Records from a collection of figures
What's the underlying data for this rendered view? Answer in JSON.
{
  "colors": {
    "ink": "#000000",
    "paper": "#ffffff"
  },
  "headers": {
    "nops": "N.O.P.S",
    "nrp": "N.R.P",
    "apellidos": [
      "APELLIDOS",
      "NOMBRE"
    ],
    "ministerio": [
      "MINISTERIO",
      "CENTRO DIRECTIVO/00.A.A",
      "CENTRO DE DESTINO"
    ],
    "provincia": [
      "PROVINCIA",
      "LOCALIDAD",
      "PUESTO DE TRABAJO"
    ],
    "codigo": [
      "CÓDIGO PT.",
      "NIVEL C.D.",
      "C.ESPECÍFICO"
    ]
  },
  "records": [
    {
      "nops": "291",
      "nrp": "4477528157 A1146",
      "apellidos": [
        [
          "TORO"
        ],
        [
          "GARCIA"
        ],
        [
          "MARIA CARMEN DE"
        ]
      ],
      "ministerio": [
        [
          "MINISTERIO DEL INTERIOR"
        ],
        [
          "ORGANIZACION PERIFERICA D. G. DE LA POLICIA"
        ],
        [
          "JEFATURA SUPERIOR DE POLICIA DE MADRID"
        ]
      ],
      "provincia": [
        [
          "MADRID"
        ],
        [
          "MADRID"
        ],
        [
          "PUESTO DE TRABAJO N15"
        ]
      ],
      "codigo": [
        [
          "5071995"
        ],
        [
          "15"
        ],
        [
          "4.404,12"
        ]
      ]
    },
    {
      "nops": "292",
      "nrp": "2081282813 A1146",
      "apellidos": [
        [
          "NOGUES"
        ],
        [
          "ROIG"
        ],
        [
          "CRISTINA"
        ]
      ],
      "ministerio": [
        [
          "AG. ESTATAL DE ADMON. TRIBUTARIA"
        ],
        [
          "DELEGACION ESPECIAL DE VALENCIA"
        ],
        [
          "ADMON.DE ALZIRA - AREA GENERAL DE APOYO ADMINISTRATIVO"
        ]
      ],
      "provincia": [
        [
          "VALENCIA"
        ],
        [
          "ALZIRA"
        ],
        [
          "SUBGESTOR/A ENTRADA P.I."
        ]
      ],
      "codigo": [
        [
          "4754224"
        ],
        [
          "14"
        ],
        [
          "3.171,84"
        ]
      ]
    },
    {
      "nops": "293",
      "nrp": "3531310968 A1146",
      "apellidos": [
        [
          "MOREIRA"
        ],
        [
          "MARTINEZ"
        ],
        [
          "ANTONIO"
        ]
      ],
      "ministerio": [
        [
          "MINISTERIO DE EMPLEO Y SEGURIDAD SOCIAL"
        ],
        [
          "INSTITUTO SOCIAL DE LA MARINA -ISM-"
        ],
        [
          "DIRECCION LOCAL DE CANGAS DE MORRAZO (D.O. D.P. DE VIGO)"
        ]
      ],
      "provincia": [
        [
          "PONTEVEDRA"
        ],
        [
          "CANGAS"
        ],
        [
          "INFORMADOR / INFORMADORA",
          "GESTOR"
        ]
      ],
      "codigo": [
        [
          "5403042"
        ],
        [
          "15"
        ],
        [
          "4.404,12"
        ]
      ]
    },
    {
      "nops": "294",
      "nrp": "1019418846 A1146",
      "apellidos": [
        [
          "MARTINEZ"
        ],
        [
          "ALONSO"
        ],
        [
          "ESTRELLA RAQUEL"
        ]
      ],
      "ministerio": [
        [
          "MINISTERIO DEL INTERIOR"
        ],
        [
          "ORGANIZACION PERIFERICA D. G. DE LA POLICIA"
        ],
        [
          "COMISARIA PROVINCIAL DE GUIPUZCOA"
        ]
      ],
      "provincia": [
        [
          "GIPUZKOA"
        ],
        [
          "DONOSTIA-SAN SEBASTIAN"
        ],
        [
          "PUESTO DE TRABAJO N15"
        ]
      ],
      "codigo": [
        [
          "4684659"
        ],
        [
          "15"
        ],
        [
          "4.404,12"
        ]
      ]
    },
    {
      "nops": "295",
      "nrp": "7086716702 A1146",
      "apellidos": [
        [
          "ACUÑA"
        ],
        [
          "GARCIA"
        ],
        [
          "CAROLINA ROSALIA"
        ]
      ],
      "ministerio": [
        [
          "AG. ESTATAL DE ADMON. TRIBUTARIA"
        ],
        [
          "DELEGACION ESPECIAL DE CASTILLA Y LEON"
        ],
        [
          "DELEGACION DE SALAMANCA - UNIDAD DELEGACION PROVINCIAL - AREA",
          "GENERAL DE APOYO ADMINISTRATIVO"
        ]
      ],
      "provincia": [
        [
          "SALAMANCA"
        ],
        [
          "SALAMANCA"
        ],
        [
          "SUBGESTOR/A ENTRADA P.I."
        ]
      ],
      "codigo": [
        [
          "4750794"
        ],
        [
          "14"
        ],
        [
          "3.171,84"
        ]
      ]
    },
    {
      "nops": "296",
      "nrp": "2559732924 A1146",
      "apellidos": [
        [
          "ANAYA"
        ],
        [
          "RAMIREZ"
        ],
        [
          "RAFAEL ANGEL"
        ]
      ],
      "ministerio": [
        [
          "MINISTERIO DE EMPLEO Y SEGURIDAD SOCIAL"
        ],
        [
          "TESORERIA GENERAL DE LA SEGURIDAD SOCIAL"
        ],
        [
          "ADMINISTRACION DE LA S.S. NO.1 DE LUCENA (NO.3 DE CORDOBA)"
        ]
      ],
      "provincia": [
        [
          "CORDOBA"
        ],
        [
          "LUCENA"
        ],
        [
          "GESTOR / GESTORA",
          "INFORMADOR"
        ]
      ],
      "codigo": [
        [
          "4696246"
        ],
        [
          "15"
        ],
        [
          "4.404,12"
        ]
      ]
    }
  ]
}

Aim
Output all of the data again, exactly.

Written solution
What's the underlying data for this rendered view? Answer in JSON.
{
  "colors": {
    "ink": "#000000",
    "paper": "#ffffff"
  },
  "headers": {
    "nops": "N.O.P.S",
    "nrp": "N.R.P",
    "apellidos": [
      "APELLIDOS",
      "NOMBRE"
    ],
    "ministerio": [
      "MINISTERIO",
      "CENTRO DIRECTIVO/00.A.A",
      "CENTRO DE DESTINO"
    ],
    "provincia": [
      "PROVINCIA",
      "LOCALIDAD",
      "PUESTO DE TRABAJO"
    ],
    "codigo": [
      "CÓDIGO PT.",
      "NIVEL C.D.",
      "C.ESPECÍFICO"
    ]
  },
  "records": [
    {
      "nops": "291",
      "nrp": "4477528157 A1146",
      "apellidos": [
        [
          "TORO"
        ],
        [
          "GARCIA"
        ],
        [
          "MARIA CARMEN DE"
        ]
      ],
      "ministerio": [
        [
          "MINISTERIO DEL INTERIOR"
        ],
        [
          "ORGANIZACION PERIFERICA D. G. DE LA POLICIA"
        ],
        [
          "JEFATURA SUPERIOR DE POLICIA DE MADRID"
        ]
      ],
      "provincia": [
        [
          "MADRID"
        ],
        [
          "MADRID"
        ],
        [
          "PUESTO DE TRABAJO N15"
        ]
      ],
      "codigo": [
        [
          "5071995"
        ],
        [
          "15"
        ],
        [
          "4.404,12"
        ]
      ]
    },
    {
      "nops": "292",
      "nrp": "2081282813 A1146",
      "apellidos": [
        [
          "NOGUES"
        ],
        [
          "ROIG"
        ],
        [
          "CRISTINA"
        ]
      ],
      "ministerio": [
        [
          "AG. ESTATAL DE ADMON. TRIBUTARIA"
        ],
        [
          "DELEGACION ESPECIAL DE VALENCIA"
        ],
        [
          "ADMON.DE ALZIRA - AREA GENERAL DE APOYO ADMINISTRATIVO"
        ]
      ],
      "provincia": [
        [
          "VALENCIA"
        ],
        [
          "ALZIRA"
        ],
        [
          "SUBGESTOR/A ENTRADA P.I."
        ]
      ],
      "codigo": [
        [
          "4754224"
        ],
        [
          "14"
        ],
        [
          "3.171,84"
        ]
      ]
    },
    {
      "nops": "293",
      "nrp": "3531310968 A1146",
      "apellidos": [
        [
          "MOREIRA"
        ],
        [
          "MARTINEZ"
        ],
        [
          "ANTONIO"
        ]
      ],
      "ministerio": [
        [
          "MINISTERIO DE EMPLEO Y SEGURIDAD SOCIAL"
        ],
        [
          "INSTITUTO SOCIAL DE LA MARINA -ISM-"
        ],
        [
          "DIRECCION LOCAL DE CANGAS DE MORRAZO (D.O. D.P. DE VIGO)"
        ]
      ],
      "provincia": [
        [
          "PONTEVEDRA"
        ],
        [
          "CANGAS"
        ],
        [
          "INFORMADOR / INFORMADORA",
          "GESTOR"
        ]
      ],
      "codigo": [
        [
          "5403042"
        ],
        [
          "15"
        ],
        [
          "4.404,12"
        ]
      ]
    },
    {
      "nops": "294",
      "nrp": "1019418846 A1146",
      "apellidos": [
        [
          "MARTINEZ"
        ],
        [
          "ALONSO"
        ],
        [
          "ESTRELLA RAQUEL"
        ]
      ],
      "ministerio": [
        [
          "MINISTERIO DEL INTERIOR"
        ],
        [
          "ORGANIZACION PERIFERICA D. G. DE LA POLICIA"
        ],
        [
          "COMISARIA PROVINCIAL DE GUIPUZCOA"
        ]
      ],
      "provincia": [
        [
          "GIPUZKOA"
        ],
        [
          "DONOSTIA-SAN SEBASTIAN"
        ],
        [
          "PUESTO DE TRABAJO N15"
        ]
      ],
      "codigo": [
        [
          "4684659"
        ],
        [
          "15"
        ],
        [
          "4.404,12"
        ]
      ]
    },
    {
      "nops": "295",
      "nrp": "7086716702 A1146",
      "apellidos": [
        [
          "ACUÑA"
        ],
        [
          "GARCIA"
        ],
        [
          "CAROLINA ROSALIA"
        ]
      ],
      "ministerio": [
        [
          "AG. ESTATAL DE ADMON. TRIBUTARIA"
        ],
        [
          "DELEGACION ESPECIAL DE CASTILLA Y LEON"
        ],
        [
          "DELEGACION DE SALAMANCA - UNIDAD DELEGACION PROVINCIAL - AREA",
          "GENERAL DE APOYO ADMINISTRATIVO"
        ]
      ],
      "provincia": [
        [
          "SALAMANCA"
        ],
        [
          "SALAMANCA"
        ],
        [
          "SUBGESTOR/A ENTRADA P.I."
        ]
      ],
      "codigo": [
        [
          "4750794"
        ],
        [
          "14"
        ],
        [
          "3.171,84"
        ]
      ]
    },
    {
      "nops": "296",
      "nrp": "2559732924 A1146",
      "apellidos": [
        [
          "ANAYA"
        ],
        [
          "RAMIREZ"
        ],
        [
          "RAFAEL ANGEL"
        ]
      ],
      "ministerio": [
        [
          "MINISTERIO DE EMPLEO Y SEGURIDAD SOCIAL"
        ],
        [
          "TESORERIA GENERAL DE LA SEGURIDAD SOCIAL"
        ],
        [
          "ADMINISTRACION DE LA S.S. NO.1 DE LUCENA (NO.3 DE CORDOBA)"
        ]
      ],
      "provincia": [
        [
          "CORDOBA"
        ],
        [
          "LUCENA"
        ],
        [
          "GESTOR / GESTORA",
          "INFORMADOR"
        ]
      ],
      "codigo": [
        [
          "4696246"
        ],
        [
          "15"
        ],
        [
          "4.404,12"
        ]
      ]
    }
  ]
}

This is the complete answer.